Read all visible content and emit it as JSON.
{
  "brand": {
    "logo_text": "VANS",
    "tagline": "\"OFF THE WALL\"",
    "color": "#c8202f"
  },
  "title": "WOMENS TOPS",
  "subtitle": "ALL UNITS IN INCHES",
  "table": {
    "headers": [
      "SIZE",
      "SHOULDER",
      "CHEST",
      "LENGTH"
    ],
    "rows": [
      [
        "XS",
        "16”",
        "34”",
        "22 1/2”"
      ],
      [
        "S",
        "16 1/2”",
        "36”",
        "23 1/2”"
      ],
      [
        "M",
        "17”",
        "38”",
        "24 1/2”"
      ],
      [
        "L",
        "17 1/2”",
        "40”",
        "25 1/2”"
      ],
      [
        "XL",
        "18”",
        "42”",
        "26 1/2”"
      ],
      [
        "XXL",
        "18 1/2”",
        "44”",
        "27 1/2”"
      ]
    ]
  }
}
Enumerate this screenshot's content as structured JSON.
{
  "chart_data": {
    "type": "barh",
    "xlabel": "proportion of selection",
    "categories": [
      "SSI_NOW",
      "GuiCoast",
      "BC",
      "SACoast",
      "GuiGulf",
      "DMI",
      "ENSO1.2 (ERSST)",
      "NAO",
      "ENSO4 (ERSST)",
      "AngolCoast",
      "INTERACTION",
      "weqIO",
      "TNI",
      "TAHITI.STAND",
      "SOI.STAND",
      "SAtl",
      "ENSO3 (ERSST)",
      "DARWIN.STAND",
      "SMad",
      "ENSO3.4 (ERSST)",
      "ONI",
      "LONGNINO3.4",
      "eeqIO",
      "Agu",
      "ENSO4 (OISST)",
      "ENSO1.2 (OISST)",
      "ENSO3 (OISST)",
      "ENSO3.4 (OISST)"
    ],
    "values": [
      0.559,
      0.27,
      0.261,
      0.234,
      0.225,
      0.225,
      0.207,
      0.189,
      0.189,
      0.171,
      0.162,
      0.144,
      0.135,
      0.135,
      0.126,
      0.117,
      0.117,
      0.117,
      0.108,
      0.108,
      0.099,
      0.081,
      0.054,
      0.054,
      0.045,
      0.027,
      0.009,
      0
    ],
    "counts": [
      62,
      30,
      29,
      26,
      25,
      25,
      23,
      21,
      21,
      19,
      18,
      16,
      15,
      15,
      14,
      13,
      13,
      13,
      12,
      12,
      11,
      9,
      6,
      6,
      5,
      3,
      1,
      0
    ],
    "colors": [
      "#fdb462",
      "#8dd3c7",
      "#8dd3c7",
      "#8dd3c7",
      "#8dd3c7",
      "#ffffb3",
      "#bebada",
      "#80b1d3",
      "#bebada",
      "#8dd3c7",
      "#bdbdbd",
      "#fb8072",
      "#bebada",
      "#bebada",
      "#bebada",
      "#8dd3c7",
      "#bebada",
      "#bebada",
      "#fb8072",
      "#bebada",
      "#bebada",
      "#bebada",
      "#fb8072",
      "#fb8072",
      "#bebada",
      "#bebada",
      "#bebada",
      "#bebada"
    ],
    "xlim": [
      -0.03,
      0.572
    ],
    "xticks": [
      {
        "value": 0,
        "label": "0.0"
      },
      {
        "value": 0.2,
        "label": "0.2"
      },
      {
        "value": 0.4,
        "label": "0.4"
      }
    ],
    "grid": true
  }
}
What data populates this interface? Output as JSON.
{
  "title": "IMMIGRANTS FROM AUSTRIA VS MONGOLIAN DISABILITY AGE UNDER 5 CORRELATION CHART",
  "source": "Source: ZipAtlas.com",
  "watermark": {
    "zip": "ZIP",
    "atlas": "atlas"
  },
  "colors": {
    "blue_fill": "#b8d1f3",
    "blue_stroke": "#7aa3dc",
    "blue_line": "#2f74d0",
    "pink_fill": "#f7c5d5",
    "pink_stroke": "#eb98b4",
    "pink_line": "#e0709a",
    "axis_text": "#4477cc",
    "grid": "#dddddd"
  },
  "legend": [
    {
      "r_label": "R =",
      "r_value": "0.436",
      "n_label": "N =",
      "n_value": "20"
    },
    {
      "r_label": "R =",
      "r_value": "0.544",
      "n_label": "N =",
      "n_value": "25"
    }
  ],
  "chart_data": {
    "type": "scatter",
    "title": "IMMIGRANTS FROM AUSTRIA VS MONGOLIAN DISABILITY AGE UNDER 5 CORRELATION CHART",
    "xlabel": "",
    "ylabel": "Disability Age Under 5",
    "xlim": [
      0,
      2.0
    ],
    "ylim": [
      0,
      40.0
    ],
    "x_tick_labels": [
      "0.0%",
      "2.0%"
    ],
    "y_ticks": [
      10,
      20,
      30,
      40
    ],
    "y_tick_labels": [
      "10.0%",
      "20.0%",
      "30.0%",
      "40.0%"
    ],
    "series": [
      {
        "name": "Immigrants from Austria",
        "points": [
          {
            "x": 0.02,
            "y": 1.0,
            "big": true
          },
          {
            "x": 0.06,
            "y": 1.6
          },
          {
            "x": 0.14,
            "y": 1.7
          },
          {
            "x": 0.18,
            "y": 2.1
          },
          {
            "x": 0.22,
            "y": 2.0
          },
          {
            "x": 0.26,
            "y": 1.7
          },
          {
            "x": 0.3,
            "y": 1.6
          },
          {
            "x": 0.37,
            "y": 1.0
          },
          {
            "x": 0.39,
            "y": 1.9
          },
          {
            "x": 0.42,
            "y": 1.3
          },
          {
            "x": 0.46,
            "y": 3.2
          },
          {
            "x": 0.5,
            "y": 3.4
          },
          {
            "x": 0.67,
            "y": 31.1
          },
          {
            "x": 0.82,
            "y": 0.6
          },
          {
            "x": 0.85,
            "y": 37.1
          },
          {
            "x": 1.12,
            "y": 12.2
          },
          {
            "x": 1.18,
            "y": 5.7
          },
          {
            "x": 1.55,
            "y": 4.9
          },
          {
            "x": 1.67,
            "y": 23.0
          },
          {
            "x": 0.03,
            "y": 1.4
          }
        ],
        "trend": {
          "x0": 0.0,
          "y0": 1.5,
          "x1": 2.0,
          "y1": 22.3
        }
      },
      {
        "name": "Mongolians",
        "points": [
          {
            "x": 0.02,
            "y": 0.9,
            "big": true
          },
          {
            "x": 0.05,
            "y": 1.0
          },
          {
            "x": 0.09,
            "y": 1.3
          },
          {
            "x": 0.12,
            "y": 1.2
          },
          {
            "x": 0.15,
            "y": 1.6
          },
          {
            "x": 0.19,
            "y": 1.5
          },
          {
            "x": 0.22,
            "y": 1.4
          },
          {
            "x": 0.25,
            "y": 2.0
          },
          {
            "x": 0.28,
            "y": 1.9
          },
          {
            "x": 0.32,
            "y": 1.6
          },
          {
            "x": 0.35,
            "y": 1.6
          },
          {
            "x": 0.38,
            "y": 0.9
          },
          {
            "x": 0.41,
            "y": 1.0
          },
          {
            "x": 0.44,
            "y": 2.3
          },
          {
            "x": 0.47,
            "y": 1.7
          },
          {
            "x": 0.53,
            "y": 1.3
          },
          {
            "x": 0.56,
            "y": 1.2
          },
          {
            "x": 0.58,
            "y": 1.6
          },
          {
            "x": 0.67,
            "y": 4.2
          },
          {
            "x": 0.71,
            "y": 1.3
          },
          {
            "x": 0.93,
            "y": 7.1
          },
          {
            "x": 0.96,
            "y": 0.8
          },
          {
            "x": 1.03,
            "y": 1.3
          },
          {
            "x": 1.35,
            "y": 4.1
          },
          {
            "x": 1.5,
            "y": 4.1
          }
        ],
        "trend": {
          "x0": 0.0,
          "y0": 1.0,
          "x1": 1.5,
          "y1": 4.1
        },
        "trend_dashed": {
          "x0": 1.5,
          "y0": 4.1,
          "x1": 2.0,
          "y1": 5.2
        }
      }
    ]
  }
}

What the task requires —
Set all of the records down again, exactly as they stand.

Response for this exercise —
Read all visible content and emit it as JSON.
{
  "brand": {
    "logo_text": "VANS",
    "tagline": "\"OFF THE WALL\"",
    "color": "#c8202f"
  },
  "title": "WOMENS TOPS",
  "subtitle": "ALL UNITS IN INCHES",
  "table": {
    "headers": [
      "SIZE",
      "SHOULDER",
      "CHEST",
      "LENGTH"
    ],
    "rows": [
      [
        "XS",
        "16”",
        "34”",
        "22 1/2”"
      ],
      [
        "S",
        "16 1/2”",
        "36”",
        "23 1/2”"
      ],
      [
        "M",
        "17”",
        "38”",
        "24 1/2”"
      ],
      [
        "L",
        "17 1/2”",
        "40”",
        "25 1/2”"
      ],
      [
        "XL",
        "18”",
        "42”",
        "26 1/2”"
      ],
      [
        "XXL",
        "18 1/2”",
        "44”",
        "27 1/2”"
      ]
    ]
  }
}
Enumerate this screenshot's content as structured JSON.
{
  "chart_data": {
    "type": "barh",
    "xlabel": "proportion of selection",
    "categories": [
      "SSI_NOW",
      "GuiCoast",
      "BC",
      "SACoast",
      "GuiGulf",
      "DMI",
      "ENSO1.2 (ERSST)",
      "NAO",
      "ENSO4 (ERSST)",
      "AngolCoast",
      "INTERACTION",
      "weqIO",
      "TNI",
      "TAHITI.STAND",
      "SOI.STAND",
      "SAtl",
      "ENSO3 (ERSST)",
      "DARWIN.STAND",
      "SMad",
      "ENSO3.4 (ERSST)",
      "ONI",
      "LONGNINO3.4",
      "eeqIO",
      "Agu",
      "ENSO4 (OISST)",
      "ENSO1.2 (OISST)",
      "ENSO3 (OISST)",
      "ENSO3.4 (OISST)"
    ],
    "values": [
      0.559,
      0.27,
      0.261,
      0.234,
      0.225,
      0.225,
      0.207,
      0.189,
      0.189,
      0.171,
      0.162,
      0.144,
      0.135,
      0.135,
      0.126,
      0.117,
      0.117,
      0.117,
      0.108,
      0.108,
      0.099,
      0.081,
      0.054,
      0.054,
      0.045,
      0.027,
      0.009,
      0
    ],
    "counts": [
      62,
      30,
      29,
      26,
      25,
      25,
      23,
      21,
      21,
      19,
      18,
      16,
      15,
      15,
      14,
      13,
      13,
      13,
      12,
      12,
      11,
      9,
      6,
      6,
      5,
      3,
      1,
      0
    ],
    "colors": [
      "#fdb462",
      "#8dd3c7",
      "#8dd3c7",
      "#8dd3c7",
      "#8dd3c7",
      "#ffffb3",
      "#bebada",
      "#80b1d3",
      "#bebada",
      "#8dd3c7",
      "#bdbdbd",
      "#fb8072",
      "#bebada",
      "#bebada",
      "#bebada",
      "#8dd3c7",
      "#bebada",
      "#bebada",
      "#fb8072",
      "#bebada",
      "#bebada",
      "#bebada",
      "#fb8072",
      "#fb8072",
      "#bebada",
      "#bebada",
      "#bebada",
      "#bebada"
    ],
    "xlim": [
      -0.03,
      0.572
    ],
    "xticks": [
      {
        "value": 0,
        "label": "0.0"
      },
      {
        "value": 0.2,
        "label": "0.2"
      },
      {
        "value": 0.4,
        "label": "0.4"
      }
    ],
    "grid": true
  }
}
What data populates this interface? Output as JSON.
{
  "title": "IMMIGRANTS FROM AUSTRIA VS MONGOLIAN DISABILITY AGE UNDER 5 CORRELATION CHART",
  "source": "Source: ZipAtlas.com",
  "watermark": {
    "zip": "ZIP",
    "atlas": "atlas"
  },
  "colors": {
    "blue_fill": "#b8d1f3",
    "blue_stroke": "#7aa3dc",
    "blue_line": "#2f74d0",
    "pink_fill": "#f7c5d5",
    "pink_stroke": "#eb98b4",
    "pink_line": "#e0709a",
    "axis_text": "#4477cc",
    "grid": "#dddddd"
  },
  "legend": [
    {
      "r_label": "R =",
      "r_value": "0.436",
      "n_label": "N =",
      "n_value": "20"
    },
    {
      "r_label": "R =",
      "r_value": "0.544",
      "n_label": "N =",
      "n_value": "25"
    }
  ],
  "chart_data": {
    "type": "scatter",
    "title": "IMMIGRANTS FROM AUSTRIA VS MONGOLIAN DISABILITY AGE UNDER 5 CORRELATION CHART",
    "xlabel": "",
    "ylabel": "Disability Age Under 5",
    "xlim": [
      0,
      2.0
    ],
    "ylim": [
      0,
      40.0
    ],
    "x_tick_labels": [
      "0.0%",
      "2.0%"
    ],
    "y_ticks": [
      10,
      20,
      30,
      40
    ],
    "y_tick_labels": [
      "10.0%",
      "20.0%",
      "30.0%",
      "40.0%"
    ],
    "series": [
      {
        "name": "Immigrants from Austria",
        "points": [
          {
            "x": 0.02,
            "y": 1.0,
            "big": true
          },
          {
            "x": 0.06,
            "y": 1.6
          },
          {
            "x": 0.14,
            "y": 1.7
          },
          {
            "x": 0.18,
            "y": 2.1
          },
          {
            "x": 0.22,
            "y": 2.0
          },
          {
            "x": 0.26,
            "y": 1.7
          },
          {
            "x": 0.3,
            "y": 1.6
          },
          {
            "x": 0.37,
            "y": 1.0
          },
          {
            "x": 0.39,
            "y": 1.9
          },
          {
            "x": 0.42,
            "y": 1.3
          },
          {
            "x": 0.46,
            "y": 3.2
          },
          {
            "x": 0.5,
            "y": 3.4
          },
          {
            "x": 0.67,
            "y": 31.1
          },
          {
            "x": 0.82,
            "y": 0.6
          },
          {
            "x": 0.85,
            "y": 37.1
          },
          {
            "x": 1.12,
            "y": 12.2
          },
          {
            "x": 1.18,
            "y": 5.7
          },
          {
            "x": 1.55,
            "y": 4.9
          },
          {
            "x": 1.67,
            "y": 23.0
          },
          {
            "x": 0.03,
            "y": 1.4
          }
        ],
        "trend": {
          "x0": 0.0,
          "y0": 1.5,
          "x1": 2.0,
          "y1": 22.3
        }
      },
      {
        "name": "Mongolians",
        "points": [
          {
            "x": 0.02,
            "y": 0.9,
            "big": true
          },
          {
            "x": 0.05,
            "y": 1.0
          },
          {
            "x": 0.09,
            "y": 1.3
          },
          {
            "x": 0.12,
            "y": 1.2
          },
          {
            "x": 0.15,
            "y": 1.6
          },
          {
            "x": 0.19,
            "y": 1.5
          },
          {
            "x": 0.22,
            "y": 1.4
          },
          {
            "x": 0.25,
            "y": 2.0
          },
          {
            "x": 0.28,
            "y": 1.9
          },
          {
            "x": 0.32,
            "y": 1.6
          },
          {
            "x": 0.35,
            "y": 1.6
          },
          {
            "x": 0.38,
            "y": 0.9
          },
          {
            "x": 0.41,
            "y": 1.0
          },
          {
            "x": 0.44,
            "y": 2.3
          },
          {
            "x": 0.47,
            "y": 1.7
          },
          {
            "x": 0.53,
            "y": 1.3
          },
          {
            "x": 0.56,
            "y": 1.2
          },
          {
            "x": 0.58,
            "y": 1.6
          },
          {
            "x": 0.67,
            "y": 4.2
          },
          {
            "x": 0.71,
            "y": 1.3
          },
          {
            "x": 0.93,
            "y": 7.1
          },
          {
            "x": 0.96,
            "y": 0.8
          },
          {
            "x": 1.03,
            "y": 1.3
          },
          {
            "x": 1.35,
            "y": 4.1
          },
          {
            "x": 1.5,
            "y": 4.1
          }
        ],
        "trend": {
          "x0": 0.0,
          "y0": 1.0,
          "x1": 1.5,
          "y1": 4.1
        },
        "trend_dashed": {
          "x0": 1.5,
          "y0": 4.1,
          "x1": 2.0,
          "y1": 5.2
        }
      }
    ]
  }
}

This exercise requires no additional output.